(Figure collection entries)
::::::::::

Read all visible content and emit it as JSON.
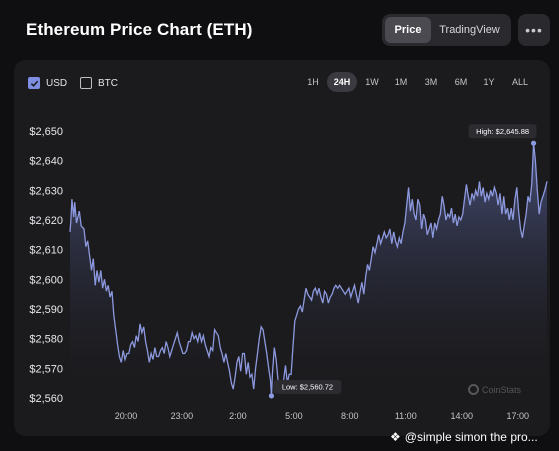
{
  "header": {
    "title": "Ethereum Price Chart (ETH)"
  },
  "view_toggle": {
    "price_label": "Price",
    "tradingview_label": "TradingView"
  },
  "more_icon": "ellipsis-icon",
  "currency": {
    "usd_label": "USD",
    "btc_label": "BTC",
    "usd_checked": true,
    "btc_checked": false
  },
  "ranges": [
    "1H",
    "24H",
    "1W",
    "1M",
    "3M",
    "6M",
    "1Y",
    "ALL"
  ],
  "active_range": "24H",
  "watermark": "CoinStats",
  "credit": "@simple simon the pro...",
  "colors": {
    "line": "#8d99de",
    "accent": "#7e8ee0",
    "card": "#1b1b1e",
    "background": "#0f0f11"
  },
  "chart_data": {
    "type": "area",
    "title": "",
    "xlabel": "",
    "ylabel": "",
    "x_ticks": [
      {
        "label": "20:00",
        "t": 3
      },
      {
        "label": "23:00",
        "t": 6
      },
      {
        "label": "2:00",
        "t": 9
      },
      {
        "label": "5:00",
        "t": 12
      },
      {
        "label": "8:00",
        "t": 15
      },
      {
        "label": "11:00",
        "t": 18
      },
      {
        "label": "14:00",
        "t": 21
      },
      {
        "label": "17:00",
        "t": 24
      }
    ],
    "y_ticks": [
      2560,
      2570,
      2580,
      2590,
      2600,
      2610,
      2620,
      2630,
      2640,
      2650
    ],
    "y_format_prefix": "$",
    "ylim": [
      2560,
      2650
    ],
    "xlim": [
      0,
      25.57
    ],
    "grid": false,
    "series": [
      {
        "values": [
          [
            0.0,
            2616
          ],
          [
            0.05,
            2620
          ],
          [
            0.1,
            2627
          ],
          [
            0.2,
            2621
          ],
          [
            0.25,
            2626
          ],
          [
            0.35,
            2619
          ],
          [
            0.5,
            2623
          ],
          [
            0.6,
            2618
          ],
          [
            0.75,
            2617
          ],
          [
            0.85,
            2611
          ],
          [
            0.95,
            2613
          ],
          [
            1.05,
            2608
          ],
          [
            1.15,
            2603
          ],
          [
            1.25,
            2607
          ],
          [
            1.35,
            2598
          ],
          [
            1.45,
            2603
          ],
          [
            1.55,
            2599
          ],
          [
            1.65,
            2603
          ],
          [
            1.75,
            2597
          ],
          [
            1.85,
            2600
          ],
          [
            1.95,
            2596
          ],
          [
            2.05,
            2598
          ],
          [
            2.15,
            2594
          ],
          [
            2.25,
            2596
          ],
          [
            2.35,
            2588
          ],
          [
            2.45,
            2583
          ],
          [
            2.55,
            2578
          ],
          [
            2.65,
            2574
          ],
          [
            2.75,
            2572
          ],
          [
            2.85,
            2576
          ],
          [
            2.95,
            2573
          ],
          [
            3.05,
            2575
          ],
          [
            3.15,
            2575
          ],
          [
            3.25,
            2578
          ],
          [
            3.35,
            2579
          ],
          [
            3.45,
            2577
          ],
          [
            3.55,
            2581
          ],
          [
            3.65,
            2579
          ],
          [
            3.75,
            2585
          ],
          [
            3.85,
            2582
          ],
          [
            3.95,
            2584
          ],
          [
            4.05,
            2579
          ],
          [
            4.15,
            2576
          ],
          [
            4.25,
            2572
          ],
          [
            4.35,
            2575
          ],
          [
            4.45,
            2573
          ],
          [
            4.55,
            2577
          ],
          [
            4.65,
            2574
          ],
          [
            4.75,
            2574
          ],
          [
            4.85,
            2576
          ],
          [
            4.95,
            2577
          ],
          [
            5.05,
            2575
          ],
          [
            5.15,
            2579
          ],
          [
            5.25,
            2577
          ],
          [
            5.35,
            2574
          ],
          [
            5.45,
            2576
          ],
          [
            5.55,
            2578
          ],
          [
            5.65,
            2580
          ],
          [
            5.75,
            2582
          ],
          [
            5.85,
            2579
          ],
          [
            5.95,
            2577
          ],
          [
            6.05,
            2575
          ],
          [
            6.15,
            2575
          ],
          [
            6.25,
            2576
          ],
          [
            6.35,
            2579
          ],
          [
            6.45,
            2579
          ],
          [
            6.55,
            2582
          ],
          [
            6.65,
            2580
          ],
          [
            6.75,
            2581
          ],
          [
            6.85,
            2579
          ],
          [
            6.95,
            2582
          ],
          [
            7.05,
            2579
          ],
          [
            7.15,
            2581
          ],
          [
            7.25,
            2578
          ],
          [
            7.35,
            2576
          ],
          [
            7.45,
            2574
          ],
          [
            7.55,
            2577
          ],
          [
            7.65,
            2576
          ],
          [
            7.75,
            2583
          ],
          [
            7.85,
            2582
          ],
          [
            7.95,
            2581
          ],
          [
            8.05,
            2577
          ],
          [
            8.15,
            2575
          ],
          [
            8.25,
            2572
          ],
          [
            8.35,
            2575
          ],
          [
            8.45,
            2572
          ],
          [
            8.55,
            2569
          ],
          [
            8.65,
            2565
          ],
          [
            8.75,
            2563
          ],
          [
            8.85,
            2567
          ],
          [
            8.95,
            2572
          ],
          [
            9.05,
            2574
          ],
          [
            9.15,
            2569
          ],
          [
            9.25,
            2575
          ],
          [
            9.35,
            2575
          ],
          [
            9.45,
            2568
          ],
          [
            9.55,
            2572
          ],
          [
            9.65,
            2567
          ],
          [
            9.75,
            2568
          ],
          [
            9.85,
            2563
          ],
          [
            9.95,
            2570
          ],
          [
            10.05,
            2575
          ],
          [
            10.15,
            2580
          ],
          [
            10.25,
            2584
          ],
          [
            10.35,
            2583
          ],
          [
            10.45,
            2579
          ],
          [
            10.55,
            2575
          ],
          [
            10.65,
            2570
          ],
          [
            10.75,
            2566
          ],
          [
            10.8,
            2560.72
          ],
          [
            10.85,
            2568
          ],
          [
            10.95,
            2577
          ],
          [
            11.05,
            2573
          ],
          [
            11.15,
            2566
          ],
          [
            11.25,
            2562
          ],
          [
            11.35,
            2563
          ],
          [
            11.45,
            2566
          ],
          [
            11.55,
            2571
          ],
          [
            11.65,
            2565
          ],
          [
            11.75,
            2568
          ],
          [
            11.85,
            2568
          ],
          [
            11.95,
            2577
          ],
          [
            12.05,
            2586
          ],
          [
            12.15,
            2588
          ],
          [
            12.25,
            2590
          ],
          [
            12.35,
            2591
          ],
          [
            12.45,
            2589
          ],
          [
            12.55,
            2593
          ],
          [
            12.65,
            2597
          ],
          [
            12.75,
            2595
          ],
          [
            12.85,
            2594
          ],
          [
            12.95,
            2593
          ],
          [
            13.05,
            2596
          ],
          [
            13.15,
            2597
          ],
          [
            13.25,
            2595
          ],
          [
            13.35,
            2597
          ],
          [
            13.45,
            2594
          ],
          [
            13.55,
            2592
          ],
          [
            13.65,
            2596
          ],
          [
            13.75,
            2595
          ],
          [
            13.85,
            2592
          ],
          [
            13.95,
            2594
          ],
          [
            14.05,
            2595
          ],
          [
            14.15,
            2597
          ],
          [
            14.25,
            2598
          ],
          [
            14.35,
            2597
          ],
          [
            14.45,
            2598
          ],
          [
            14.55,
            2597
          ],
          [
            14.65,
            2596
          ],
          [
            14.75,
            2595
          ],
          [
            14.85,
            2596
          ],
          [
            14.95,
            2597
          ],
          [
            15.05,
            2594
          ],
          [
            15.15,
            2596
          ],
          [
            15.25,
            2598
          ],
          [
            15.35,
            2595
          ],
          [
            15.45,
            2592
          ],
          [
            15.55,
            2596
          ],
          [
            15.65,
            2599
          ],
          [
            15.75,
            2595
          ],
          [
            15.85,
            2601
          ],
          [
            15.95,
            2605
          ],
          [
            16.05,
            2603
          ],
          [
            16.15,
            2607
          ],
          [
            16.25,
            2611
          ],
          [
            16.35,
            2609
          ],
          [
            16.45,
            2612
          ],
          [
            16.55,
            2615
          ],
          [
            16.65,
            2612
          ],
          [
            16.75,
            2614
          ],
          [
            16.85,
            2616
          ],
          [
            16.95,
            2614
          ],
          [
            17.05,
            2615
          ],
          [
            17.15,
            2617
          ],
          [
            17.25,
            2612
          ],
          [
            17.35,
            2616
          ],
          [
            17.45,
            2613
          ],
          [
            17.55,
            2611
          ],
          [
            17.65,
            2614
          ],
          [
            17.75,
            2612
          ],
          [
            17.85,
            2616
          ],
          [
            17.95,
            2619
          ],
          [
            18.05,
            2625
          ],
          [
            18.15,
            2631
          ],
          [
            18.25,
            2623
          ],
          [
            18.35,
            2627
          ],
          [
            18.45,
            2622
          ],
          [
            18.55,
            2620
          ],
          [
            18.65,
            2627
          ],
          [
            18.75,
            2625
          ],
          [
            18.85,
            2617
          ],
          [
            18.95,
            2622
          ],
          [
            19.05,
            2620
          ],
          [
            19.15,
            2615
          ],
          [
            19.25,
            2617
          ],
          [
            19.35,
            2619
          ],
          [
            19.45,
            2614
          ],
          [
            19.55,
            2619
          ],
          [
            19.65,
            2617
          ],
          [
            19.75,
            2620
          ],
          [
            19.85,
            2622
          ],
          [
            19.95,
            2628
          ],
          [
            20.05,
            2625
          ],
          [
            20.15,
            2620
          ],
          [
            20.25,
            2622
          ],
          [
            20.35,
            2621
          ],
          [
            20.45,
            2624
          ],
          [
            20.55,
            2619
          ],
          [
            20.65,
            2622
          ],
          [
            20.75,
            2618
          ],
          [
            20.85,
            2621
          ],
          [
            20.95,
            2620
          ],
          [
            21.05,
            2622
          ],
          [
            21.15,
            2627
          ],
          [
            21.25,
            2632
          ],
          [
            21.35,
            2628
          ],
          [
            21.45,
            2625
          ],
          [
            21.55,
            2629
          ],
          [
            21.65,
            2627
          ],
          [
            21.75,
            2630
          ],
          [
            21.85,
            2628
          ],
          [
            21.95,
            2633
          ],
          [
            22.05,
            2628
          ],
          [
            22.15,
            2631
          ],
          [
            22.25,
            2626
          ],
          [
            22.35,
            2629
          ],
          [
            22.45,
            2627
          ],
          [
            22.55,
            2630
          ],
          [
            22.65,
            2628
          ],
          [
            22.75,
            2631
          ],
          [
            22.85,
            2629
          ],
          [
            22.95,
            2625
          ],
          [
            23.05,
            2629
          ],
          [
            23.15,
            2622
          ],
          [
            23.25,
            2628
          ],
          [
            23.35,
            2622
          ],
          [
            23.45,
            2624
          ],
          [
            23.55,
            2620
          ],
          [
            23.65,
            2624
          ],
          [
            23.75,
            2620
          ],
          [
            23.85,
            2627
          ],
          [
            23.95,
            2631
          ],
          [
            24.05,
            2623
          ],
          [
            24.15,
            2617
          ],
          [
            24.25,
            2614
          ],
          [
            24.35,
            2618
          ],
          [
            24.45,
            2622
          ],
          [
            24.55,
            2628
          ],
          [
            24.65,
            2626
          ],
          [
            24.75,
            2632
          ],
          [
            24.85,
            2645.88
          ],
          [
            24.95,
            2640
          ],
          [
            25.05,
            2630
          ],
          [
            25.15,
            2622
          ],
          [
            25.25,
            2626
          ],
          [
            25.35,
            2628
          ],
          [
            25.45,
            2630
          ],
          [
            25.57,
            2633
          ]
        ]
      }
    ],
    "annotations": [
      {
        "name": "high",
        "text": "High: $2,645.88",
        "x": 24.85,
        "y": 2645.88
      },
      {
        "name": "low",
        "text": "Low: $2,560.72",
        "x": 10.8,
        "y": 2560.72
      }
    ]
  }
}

::::::::::

Your task
Pull every line containing the word "Price" out of the material and copy it.

Exercise solution
    "title": "Ethereum Price Chart (ETH)"
    "price_label": "Price",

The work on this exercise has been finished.